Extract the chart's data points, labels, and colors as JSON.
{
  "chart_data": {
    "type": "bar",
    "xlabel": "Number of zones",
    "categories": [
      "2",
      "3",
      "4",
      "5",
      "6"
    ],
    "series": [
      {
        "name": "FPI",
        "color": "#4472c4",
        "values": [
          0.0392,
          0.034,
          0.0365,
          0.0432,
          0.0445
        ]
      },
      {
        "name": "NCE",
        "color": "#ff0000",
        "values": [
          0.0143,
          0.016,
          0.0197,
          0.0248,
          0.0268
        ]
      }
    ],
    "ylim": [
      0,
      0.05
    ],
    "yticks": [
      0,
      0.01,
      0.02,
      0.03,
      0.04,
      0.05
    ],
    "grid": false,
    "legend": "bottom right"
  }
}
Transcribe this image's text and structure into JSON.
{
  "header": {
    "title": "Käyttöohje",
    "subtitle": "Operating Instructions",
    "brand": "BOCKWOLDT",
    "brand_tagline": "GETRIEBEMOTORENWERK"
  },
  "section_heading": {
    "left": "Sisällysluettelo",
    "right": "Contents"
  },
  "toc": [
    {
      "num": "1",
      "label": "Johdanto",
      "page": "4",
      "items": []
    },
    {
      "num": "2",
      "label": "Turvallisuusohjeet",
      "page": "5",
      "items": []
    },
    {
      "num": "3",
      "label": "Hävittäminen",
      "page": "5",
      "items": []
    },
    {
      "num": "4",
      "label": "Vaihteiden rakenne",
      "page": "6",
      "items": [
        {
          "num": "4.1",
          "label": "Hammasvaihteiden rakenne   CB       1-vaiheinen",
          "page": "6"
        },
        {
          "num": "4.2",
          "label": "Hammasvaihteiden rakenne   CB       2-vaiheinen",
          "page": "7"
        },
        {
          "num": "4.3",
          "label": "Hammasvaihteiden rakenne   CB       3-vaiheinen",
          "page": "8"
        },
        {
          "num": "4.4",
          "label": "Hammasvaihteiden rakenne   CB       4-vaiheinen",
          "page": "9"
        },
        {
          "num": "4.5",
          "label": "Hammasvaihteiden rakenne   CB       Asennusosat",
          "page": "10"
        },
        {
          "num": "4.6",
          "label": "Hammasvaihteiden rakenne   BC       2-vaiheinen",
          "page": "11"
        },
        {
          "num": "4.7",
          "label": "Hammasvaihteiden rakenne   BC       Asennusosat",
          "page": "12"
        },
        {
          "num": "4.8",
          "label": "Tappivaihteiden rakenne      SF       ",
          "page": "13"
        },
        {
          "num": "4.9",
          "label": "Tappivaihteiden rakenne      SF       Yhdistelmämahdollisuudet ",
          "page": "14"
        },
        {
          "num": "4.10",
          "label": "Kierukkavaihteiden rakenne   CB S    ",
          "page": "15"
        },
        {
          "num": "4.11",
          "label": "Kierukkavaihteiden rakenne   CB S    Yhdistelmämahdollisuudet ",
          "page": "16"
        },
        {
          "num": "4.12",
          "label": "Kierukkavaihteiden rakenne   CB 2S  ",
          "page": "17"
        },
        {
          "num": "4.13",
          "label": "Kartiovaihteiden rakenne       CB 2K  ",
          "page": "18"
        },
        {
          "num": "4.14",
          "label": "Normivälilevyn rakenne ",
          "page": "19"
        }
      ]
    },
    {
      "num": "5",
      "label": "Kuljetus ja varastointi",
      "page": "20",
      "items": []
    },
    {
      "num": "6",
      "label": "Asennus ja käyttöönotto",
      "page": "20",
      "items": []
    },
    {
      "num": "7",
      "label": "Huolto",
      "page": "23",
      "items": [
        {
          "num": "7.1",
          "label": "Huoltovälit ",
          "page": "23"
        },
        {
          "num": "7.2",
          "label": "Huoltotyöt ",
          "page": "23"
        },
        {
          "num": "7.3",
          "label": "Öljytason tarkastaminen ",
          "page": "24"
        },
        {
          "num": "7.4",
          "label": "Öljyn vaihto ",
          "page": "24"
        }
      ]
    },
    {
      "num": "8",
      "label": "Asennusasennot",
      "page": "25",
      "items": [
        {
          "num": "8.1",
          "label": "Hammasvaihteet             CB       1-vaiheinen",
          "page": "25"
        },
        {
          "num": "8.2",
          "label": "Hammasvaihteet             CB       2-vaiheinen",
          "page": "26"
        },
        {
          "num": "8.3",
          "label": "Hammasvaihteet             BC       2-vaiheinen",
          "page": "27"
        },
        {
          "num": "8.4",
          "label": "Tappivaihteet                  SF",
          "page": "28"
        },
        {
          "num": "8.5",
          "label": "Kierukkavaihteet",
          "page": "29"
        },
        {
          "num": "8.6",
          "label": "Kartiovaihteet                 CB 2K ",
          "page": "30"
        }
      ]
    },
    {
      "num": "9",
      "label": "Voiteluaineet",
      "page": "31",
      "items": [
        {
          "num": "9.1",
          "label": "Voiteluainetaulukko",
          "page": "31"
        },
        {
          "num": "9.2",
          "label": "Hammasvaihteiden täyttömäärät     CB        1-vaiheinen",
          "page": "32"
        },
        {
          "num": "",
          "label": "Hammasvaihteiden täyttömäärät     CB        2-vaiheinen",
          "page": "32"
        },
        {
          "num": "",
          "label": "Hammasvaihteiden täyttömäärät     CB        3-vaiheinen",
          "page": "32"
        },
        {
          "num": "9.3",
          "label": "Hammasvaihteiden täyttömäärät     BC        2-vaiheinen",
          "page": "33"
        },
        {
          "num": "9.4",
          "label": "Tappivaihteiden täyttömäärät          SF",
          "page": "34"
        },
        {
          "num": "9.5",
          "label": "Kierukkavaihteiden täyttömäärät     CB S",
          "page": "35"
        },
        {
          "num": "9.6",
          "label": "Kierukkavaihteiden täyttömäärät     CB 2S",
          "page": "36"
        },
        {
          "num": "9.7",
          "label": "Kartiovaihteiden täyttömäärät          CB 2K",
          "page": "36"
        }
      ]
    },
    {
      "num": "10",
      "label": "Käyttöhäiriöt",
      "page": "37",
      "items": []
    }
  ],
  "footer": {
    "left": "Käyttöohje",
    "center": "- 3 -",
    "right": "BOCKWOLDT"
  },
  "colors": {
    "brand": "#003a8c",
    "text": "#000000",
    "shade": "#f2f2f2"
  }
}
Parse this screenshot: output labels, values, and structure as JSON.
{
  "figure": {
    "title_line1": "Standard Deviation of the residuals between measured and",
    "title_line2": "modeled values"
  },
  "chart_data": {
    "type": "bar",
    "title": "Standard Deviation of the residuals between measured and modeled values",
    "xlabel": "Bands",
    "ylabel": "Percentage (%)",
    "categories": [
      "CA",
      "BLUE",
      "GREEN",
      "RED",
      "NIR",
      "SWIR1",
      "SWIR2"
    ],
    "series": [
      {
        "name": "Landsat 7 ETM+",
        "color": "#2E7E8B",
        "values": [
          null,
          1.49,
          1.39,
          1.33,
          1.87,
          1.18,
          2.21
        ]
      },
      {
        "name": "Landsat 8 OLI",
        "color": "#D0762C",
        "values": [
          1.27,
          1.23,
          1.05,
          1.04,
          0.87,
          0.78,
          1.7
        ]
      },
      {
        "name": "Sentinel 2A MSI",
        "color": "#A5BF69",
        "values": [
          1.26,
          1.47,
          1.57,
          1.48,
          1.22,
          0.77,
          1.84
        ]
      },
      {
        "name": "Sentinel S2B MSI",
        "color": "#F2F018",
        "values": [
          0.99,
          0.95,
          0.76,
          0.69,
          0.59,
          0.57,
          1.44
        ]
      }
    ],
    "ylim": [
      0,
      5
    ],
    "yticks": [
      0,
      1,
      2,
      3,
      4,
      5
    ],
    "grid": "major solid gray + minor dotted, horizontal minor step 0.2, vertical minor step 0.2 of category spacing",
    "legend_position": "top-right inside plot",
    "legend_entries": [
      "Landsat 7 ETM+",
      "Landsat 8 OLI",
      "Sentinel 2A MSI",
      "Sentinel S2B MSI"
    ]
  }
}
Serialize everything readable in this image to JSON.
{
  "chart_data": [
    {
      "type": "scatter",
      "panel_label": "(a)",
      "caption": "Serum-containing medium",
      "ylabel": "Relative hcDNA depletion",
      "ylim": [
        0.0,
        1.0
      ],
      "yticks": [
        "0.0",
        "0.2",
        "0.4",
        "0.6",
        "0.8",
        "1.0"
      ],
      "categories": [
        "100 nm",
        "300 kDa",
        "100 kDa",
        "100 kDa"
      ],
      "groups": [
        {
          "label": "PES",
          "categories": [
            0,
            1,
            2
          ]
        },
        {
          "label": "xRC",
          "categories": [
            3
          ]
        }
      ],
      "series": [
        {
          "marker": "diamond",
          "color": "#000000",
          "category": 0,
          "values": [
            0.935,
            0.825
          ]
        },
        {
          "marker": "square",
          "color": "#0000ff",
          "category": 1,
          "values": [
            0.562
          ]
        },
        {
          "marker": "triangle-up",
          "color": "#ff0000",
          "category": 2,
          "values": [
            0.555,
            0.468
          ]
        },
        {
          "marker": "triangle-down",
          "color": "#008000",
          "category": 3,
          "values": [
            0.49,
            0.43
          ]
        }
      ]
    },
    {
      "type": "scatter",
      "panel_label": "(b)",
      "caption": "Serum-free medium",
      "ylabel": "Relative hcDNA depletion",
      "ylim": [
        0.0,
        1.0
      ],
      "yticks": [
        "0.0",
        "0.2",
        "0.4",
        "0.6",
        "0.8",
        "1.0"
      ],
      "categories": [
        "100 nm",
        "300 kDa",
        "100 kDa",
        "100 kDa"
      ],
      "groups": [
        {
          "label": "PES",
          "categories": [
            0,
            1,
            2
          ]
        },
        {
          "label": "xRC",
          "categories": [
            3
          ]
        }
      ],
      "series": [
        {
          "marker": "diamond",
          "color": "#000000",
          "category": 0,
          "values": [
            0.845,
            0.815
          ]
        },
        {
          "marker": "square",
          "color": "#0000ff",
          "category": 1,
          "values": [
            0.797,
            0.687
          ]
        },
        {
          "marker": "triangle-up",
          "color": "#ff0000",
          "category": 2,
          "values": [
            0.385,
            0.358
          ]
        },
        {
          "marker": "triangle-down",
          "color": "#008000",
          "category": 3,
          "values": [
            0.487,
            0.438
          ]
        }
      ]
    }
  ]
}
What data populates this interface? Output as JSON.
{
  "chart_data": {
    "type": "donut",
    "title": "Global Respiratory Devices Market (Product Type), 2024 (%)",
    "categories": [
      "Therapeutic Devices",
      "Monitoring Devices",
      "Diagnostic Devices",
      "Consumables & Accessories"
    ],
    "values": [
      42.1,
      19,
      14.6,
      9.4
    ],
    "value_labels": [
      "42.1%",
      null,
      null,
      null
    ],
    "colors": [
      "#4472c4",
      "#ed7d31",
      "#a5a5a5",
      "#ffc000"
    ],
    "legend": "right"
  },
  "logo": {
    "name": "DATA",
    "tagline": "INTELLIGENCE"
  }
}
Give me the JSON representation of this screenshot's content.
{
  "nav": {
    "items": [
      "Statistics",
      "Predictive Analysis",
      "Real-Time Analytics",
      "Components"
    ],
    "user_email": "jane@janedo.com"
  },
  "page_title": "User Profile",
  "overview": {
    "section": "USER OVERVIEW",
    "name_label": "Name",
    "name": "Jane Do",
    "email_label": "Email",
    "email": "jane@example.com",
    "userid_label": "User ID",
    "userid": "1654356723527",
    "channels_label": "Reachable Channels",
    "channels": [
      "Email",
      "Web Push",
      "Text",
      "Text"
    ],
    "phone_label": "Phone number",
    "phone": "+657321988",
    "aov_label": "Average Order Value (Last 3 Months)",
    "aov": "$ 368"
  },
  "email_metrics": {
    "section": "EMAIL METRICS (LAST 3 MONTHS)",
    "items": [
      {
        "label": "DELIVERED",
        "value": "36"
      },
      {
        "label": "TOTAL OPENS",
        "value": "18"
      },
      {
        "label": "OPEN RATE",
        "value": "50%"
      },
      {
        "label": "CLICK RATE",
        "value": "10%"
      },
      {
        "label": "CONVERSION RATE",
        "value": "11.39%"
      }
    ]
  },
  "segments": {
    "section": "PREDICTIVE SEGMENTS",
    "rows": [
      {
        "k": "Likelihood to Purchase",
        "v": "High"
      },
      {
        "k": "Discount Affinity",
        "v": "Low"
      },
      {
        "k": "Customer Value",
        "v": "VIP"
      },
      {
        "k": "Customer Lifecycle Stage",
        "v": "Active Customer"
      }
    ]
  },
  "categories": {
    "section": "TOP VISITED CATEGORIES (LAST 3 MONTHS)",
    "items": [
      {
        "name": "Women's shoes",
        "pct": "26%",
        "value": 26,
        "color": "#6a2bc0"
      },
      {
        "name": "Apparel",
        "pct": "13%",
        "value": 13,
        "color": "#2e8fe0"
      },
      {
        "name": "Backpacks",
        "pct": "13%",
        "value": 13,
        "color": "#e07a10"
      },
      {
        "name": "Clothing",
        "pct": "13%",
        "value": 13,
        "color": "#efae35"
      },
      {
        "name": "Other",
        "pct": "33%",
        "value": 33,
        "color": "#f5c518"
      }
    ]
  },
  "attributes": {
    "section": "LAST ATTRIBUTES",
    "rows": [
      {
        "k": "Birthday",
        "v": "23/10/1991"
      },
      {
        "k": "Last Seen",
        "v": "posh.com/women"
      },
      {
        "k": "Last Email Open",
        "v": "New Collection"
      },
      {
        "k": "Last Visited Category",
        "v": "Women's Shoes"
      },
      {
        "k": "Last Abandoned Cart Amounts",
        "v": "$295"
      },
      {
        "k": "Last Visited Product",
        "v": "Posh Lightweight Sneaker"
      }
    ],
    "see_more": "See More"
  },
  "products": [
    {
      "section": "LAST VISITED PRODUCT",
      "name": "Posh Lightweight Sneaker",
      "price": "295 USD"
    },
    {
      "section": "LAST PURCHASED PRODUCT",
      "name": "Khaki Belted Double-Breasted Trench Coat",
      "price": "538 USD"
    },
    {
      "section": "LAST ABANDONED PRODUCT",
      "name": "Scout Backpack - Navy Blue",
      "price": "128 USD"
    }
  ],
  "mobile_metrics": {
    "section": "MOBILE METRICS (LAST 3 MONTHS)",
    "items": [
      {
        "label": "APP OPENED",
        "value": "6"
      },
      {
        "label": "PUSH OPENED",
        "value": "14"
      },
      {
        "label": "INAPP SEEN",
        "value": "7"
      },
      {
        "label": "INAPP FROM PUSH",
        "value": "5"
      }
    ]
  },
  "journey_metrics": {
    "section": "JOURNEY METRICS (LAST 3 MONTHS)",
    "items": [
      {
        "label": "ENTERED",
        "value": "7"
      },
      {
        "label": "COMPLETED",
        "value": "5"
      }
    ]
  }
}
++++++++
- [REQUIRED TASK]:
Gather all lines where the word "left" appears.

- [RESPONSE TO THE TASK]:
    "left": "Sisällysluettelo",
    "left": "Käyttöohje",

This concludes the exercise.